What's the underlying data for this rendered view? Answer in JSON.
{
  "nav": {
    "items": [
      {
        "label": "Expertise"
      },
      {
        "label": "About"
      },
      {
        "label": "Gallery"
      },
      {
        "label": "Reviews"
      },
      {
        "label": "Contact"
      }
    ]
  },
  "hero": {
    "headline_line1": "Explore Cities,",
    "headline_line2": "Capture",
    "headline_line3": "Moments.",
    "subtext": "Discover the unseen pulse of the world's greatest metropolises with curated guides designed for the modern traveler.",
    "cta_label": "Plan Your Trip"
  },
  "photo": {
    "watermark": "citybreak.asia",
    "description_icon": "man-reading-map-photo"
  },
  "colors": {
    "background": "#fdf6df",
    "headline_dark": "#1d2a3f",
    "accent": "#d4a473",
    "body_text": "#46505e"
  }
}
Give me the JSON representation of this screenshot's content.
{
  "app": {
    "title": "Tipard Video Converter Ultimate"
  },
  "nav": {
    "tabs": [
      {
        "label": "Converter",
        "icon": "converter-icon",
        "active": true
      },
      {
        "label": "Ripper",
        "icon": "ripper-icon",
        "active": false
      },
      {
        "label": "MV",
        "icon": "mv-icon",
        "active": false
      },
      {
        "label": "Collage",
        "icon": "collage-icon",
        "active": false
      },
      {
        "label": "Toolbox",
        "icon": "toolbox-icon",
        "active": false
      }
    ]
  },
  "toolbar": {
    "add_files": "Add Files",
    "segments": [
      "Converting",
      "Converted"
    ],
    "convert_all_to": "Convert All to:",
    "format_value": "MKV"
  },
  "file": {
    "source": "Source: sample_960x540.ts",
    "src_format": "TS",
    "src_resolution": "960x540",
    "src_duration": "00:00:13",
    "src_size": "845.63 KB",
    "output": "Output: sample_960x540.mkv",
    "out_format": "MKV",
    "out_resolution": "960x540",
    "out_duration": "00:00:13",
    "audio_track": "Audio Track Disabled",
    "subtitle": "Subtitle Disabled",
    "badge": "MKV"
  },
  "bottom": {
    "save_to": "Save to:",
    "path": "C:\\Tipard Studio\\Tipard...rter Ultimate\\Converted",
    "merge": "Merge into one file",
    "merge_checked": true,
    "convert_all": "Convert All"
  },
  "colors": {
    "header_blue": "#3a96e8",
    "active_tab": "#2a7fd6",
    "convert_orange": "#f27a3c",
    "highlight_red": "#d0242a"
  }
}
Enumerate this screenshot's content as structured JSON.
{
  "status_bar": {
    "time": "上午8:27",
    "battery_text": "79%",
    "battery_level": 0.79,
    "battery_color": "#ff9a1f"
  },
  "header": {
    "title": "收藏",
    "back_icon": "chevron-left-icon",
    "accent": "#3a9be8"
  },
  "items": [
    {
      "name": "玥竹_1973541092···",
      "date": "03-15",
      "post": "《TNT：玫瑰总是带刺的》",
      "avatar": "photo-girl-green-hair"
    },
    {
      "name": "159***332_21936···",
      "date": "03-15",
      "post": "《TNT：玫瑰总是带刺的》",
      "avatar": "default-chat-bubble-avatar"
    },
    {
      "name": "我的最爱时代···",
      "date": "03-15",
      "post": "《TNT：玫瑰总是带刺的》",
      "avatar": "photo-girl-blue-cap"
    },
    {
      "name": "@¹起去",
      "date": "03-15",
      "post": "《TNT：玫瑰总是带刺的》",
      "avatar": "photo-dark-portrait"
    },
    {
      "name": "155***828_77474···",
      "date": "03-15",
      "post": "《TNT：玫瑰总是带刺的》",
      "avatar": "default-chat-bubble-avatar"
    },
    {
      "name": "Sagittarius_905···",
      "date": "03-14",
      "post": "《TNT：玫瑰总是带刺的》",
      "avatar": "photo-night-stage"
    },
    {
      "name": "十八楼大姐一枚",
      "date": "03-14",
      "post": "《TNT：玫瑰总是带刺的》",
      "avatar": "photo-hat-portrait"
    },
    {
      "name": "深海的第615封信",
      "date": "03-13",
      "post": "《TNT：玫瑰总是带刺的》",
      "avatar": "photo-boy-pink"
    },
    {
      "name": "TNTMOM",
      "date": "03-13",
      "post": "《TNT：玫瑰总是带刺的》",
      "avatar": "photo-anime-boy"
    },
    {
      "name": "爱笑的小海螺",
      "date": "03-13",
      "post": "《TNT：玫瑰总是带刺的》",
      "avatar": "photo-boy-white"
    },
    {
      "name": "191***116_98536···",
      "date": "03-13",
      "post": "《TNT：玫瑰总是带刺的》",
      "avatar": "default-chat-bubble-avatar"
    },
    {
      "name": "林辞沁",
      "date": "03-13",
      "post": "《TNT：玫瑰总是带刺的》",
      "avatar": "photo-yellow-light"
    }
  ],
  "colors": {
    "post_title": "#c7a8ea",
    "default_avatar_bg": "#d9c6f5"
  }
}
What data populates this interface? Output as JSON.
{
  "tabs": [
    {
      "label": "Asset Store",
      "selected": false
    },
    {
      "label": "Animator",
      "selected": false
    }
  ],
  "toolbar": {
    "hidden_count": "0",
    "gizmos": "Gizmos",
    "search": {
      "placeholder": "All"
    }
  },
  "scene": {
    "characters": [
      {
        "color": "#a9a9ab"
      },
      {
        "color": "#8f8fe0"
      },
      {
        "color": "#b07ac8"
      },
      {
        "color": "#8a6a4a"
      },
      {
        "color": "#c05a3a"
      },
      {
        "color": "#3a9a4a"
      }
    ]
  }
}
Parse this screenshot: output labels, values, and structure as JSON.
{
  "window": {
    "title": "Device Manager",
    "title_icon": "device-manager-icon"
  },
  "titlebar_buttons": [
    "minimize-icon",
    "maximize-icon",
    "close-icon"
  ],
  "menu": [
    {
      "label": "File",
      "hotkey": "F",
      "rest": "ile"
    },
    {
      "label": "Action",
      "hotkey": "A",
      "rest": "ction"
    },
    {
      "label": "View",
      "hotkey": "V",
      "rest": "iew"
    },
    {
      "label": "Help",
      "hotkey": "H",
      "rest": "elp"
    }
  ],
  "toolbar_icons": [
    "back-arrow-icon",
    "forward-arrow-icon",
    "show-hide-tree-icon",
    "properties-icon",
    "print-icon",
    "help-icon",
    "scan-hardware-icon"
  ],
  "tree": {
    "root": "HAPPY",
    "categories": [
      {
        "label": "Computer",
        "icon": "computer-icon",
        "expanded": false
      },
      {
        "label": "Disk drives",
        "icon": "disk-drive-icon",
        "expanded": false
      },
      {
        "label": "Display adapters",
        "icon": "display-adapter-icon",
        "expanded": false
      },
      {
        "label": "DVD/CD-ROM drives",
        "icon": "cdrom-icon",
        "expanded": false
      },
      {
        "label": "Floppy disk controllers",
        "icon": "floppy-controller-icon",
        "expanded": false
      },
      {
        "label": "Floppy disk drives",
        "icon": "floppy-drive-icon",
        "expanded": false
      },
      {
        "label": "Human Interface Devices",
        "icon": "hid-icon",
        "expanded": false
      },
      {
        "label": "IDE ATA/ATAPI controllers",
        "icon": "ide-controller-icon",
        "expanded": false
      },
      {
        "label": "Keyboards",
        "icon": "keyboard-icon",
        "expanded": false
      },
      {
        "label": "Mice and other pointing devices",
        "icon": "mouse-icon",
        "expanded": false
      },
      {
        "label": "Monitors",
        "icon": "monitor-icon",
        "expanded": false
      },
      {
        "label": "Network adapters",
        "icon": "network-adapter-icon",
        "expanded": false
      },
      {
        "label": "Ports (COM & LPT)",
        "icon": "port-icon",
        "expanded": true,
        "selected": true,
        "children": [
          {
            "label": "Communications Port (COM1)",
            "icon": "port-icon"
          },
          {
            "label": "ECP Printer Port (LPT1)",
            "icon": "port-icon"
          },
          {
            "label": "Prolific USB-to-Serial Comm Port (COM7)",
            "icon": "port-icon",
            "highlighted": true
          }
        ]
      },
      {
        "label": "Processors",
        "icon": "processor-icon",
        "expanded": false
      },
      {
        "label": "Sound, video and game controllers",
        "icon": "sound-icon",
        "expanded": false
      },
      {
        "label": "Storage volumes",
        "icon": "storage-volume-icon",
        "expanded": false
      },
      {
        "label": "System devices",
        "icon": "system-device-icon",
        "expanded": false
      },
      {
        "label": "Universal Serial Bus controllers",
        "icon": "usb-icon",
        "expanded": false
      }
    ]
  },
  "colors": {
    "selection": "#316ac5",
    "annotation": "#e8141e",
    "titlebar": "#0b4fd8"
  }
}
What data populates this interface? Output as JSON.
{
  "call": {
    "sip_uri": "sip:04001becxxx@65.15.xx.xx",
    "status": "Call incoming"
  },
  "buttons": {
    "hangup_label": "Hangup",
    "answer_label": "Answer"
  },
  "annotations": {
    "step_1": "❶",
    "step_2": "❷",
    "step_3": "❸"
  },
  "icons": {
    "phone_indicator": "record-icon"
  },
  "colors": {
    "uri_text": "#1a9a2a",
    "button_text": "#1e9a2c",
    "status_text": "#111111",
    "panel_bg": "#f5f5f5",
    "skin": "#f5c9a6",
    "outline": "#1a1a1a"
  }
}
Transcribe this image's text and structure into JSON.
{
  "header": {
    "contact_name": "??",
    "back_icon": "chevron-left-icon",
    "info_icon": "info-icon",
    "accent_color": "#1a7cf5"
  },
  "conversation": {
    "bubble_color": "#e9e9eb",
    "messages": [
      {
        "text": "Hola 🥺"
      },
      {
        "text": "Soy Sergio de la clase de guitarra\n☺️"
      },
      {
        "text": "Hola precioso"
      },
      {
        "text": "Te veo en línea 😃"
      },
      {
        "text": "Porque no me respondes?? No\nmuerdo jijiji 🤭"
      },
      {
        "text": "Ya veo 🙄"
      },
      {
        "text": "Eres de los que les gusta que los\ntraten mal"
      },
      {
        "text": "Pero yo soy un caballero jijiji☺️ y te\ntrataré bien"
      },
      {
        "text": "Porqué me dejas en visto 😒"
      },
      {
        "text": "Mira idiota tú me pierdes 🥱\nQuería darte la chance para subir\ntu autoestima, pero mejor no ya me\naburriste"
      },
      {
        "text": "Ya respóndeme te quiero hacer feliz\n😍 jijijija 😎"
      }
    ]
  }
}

------------------------------

- _What the task requires_
Find every line in the records that contains the word "Serial"; copy those lines.

- _Answer below_
            "label": "Prolific USB-to-Serial Comm Port (COM7)",
        "label": "Universal Serial Bus controllers",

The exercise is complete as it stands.